Work to complete:
Copy the full set of lines exactly as given.

Data to use:
════════════════
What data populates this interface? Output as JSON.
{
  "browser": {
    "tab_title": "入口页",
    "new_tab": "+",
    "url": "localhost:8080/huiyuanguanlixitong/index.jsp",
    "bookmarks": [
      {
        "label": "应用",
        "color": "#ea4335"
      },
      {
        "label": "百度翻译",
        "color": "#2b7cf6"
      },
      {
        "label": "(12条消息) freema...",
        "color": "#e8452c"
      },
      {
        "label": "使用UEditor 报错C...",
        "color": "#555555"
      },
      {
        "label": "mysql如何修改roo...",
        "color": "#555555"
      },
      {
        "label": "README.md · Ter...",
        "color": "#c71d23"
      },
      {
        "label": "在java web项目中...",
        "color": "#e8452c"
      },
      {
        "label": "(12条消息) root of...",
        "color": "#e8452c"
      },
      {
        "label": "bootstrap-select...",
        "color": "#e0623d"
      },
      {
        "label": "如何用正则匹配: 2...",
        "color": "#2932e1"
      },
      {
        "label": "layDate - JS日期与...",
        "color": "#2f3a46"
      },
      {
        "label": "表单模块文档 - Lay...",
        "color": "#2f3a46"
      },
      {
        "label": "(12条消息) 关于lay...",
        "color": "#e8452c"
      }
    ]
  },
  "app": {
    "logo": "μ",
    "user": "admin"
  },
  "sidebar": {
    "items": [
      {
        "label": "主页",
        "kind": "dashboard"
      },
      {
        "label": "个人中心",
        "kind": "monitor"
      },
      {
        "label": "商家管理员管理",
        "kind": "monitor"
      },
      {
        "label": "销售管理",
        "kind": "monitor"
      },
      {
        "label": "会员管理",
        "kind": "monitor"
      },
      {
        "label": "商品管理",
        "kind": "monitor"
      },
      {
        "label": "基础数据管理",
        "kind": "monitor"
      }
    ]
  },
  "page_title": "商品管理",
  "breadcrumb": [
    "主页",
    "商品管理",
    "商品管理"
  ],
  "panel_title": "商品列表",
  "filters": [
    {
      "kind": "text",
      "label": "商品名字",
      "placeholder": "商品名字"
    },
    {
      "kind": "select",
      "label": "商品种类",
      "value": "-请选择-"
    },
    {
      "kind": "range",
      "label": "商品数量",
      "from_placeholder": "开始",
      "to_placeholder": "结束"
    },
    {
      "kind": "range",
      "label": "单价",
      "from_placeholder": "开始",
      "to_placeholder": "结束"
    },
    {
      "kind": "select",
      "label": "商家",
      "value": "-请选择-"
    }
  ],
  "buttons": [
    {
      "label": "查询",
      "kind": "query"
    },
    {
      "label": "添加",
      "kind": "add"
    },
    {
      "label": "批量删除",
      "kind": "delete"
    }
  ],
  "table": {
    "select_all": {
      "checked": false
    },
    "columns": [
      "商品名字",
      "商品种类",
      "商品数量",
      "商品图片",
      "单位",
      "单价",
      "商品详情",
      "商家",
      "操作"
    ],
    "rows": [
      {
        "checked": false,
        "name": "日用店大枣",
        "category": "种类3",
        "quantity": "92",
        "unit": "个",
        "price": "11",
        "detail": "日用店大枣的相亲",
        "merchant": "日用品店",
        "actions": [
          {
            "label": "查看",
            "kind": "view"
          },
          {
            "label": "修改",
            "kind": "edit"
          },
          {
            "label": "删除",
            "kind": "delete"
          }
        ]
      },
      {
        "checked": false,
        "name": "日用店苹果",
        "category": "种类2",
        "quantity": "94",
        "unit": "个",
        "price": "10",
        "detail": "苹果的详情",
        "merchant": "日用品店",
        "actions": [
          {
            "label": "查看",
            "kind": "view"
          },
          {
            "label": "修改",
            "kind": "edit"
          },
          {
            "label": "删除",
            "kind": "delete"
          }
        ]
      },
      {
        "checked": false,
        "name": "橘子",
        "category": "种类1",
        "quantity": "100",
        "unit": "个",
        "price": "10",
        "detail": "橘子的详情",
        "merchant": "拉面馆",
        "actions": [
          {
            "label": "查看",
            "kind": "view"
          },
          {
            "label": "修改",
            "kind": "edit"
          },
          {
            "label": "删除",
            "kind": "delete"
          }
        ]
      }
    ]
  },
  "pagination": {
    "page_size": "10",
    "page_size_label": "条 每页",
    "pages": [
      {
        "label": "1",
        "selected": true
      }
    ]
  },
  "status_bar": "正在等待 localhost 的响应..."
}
════════════════
Answer below:
What data populates this interface? Output as JSON.
{
  "browser": {
    "tab_title": "入口页",
    "new_tab": "+",
    "url": "localhost:8080/huiyuanguanlixitong/index.jsp",
    "bookmarks": [
      {
        "label": "应用",
        "color": "#ea4335"
      },
      {
        "label": "百度翻译",
        "color": "#2b7cf6"
      },
      {
        "label": "(12条消息) freema...",
        "color": "#e8452c"
      },
      {
        "label": "使用UEditor 报错C...",
        "color": "#555555"
      },
      {
        "label": "mysql如何修改roo...",
        "color": "#555555"
      },
      {
        "label": "README.md · Ter...",
        "color": "#c71d23"
      },
      {
        "label": "在java web项目中...",
        "color": "#e8452c"
      },
      {
        "label": "(12条消息) root of...",
        "color": "#e8452c"
      },
      {
        "label": "bootstrap-select...",
        "color": "#e0623d"
      },
      {
        "label": "如何用正则匹配: 2...",
        "color": "#2932e1"
      },
      {
        "label": "layDate - JS日期与...",
        "color": "#2f3a46"
      },
      {
        "label": "表单模块文档 - Lay...",
        "color": "#2f3a46"
      },
      {
        "label": "(12条消息) 关于lay...",
        "color": "#e8452c"
      }
    ]
  },
  "app": {
    "logo": "μ",
    "user": "admin"
  },
  "sidebar": {
    "items": [
      {
        "label": "主页",
        "kind": "dashboard"
      },
      {
        "label": "个人中心",
        "kind": "monitor"
      },
      {
        "label": "商家管理员管理",
        "kind": "monitor"
      },
      {
        "label": "销售管理",
        "kind": "monitor"
      },
      {
        "label": "会员管理",
        "kind": "monitor"
      },
      {
        "label": "商品管理",
        "kind": "monitor"
      },
      {
        "label": "基础数据管理",
        "kind": "monitor"
      }
    ]
  },
  "page_title": "商品管理",
  "breadcrumb": [
    "主页",
    "商品管理",
    "商品管理"
  ],
  "panel_title": "商品列表",
  "filters": [
    {
      "kind": "text",
      "label": "商品名字",
      "placeholder": "商品名字"
    },
    {
      "kind": "select",
      "label": "商品种类",
      "value": "-请选择-"
    },
    {
      "kind": "range",
      "label": "商品数量",
      "from_placeholder": "开始",
      "to_placeholder": "结束"
    },
    {
      "kind": "range",
      "label": "单价",
      "from_placeholder": "开始",
      "to_placeholder": "结束"
    },
    {
      "kind": "select",
      "label": "商家",
      "value": "-请选择-"
    }
  ],
  "buttons": [
    {
      "label": "查询",
      "kind": "query"
    },
    {
      "label": "添加",
      "kind": "add"
    },
    {
      "label": "批量删除",
      "kind": "delete"
    }
  ],
  "table": {
    "select_all": {
      "checked": false
    },
    "columns": [
      "商品名字",
      "商品种类",
      "商品数量",
      "商品图片",
      "单位",
      "单价",
      "商品详情",
      "商家",
      "操作"
    ],
    "rows": [
      {
        "checked": false,
        "name": "日用店大枣",
        "category": "种类3",
        "quantity": "92",
        "unit": "个",
        "price": "11",
        "detail": "日用店大枣的相亲",
        "merchant": "日用品店",
        "actions": [
          {
            "label": "查看",
            "kind": "view"
          },
          {
            "label": "修改",
            "kind": "edit"
          },
          {
            "label": "删除",
            "kind": "delete"
          }
        ]
      },
      {
        "checked": false,
        "name": "日用店苹果",
        "category": "种类2",
        "quantity": "94",
        "unit": "个",
        "price": "10",
        "detail": "苹果的详情",
        "merchant": "日用品店",
        "actions": [
          {
            "label": "查看",
            "kind": "view"
          },
          {
            "label": "修改",
            "kind": "edit"
          },
          {
            "label": "删除",
            "kind": "delete"
          }
        ]
      },
      {
        "checked": false,
        "name": "橘子",
        "category": "种类1",
        "quantity": "100",
        "unit": "个",
        "price": "10",
        "detail": "橘子的详情",
        "merchant": "拉面馆",
        "actions": [
          {
            "label": "查看",
            "kind": "view"
          },
          {
            "label": "修改",
            "kind": "edit"
          },
          {
            "label": "删除",
            "kind": "delete"
          }
        ]
      }
    ]
  },
  "pagination": {
    "page_size": "10",
    "page_size_label": "条 每页",
    "pages": [
      {
        "label": "1",
        "selected": true
      }
    ]
  },
  "status_bar": "正在等待 localhost 的响应..."
}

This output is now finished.